** begin **
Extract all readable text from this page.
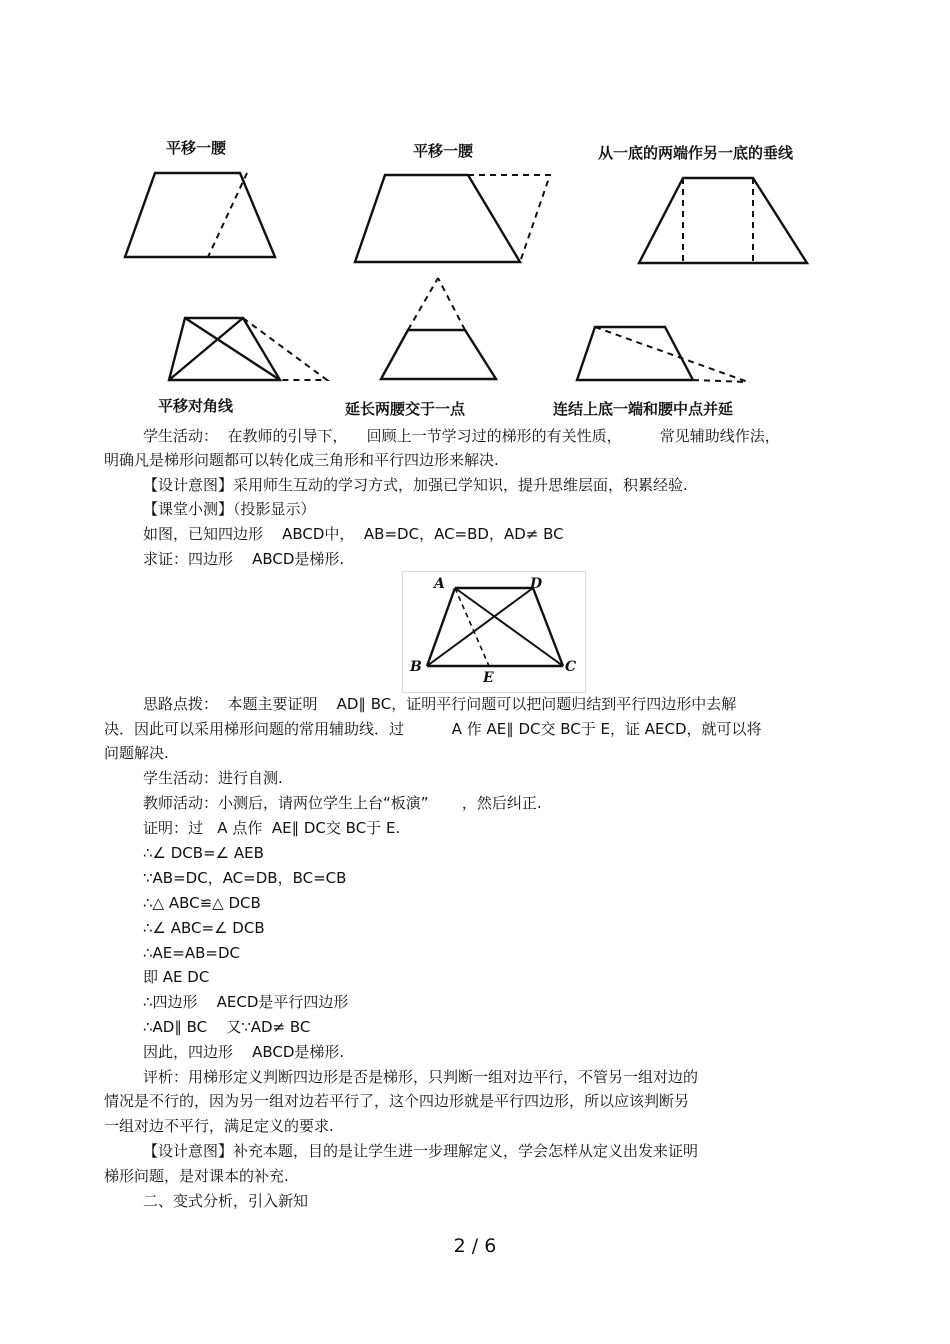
平移一腰	平移一腰	从一底的两端作另一底的垂线
平移对角线	延长两腰交于一点	连结上底一端和腰中点并延
学生活动：  在教师的引导下，    回顾上一节学习过的梯形的有关性质，        常见辅助线作法，
明确凡是梯形问题都可以转化成三角形和平行四边形来解决.
【设计意图】采用师生互动的学习方式，加强已学知识，提升思维层面，积累经验.
【课堂小测】（投影显示）
如图，已知四边形    ABCD中，  AB=DC，AC=BD，AD≠ BC
求证：四边形    ABCD是梯形.
A	D
B
E
C
思路点拨：  本题主要证明    AD∥ BC，证明平行问题可以把问题归结到平行四边形中去解
决．因此可以采用梯形问题的常用辅助线．过          A 作 AE∥ DC交 BC于 E，证 AECD，就可以将
问题解决.
学生活动：进行自测.
教师活动：小测后，请两位学生上台“板演”       ，然后纠正.
证明：过   A 点作  AE∥ DC交 BC于 E.
∴∠ DCB=∠ AEB
∵AB=DC，AC=DB，BC=CB
∴△ ABC≌△ DCB
∴∠ ABC=∠ DCB
∴AE=AB=DC
即 AE DC
∴四边形    AECD是平行四边形
∴AD∥ BC    又∵AD≠ BC
因此，四边形    ABCD是梯形.
评析：用梯形定义判断四边形是否是梯形，只判断一组对边平行，不管另一组对边的
情况是不行的，因为另一组对边若平行了，这个四边形就是平行四边形，所以应该判断另
一组对边不平行，满足定义的要求.
【设计意图】补充本题，目的是让学生进一步理解定义，学会怎样从定义出发来证明
梯形问题，是对课本的补充.
二、变式分析，引入新知
2 / 6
** end **
* Stated task *
Where a line above contains the string "设计意图", copy that line.

* Reply *
【设计意图】采用师生互动的学习方式，加强已学知识，提升思维层面，积累经验.
【设计意图】补充本题，目的是让学生进一步理解定义，学会怎样从定义出发来证明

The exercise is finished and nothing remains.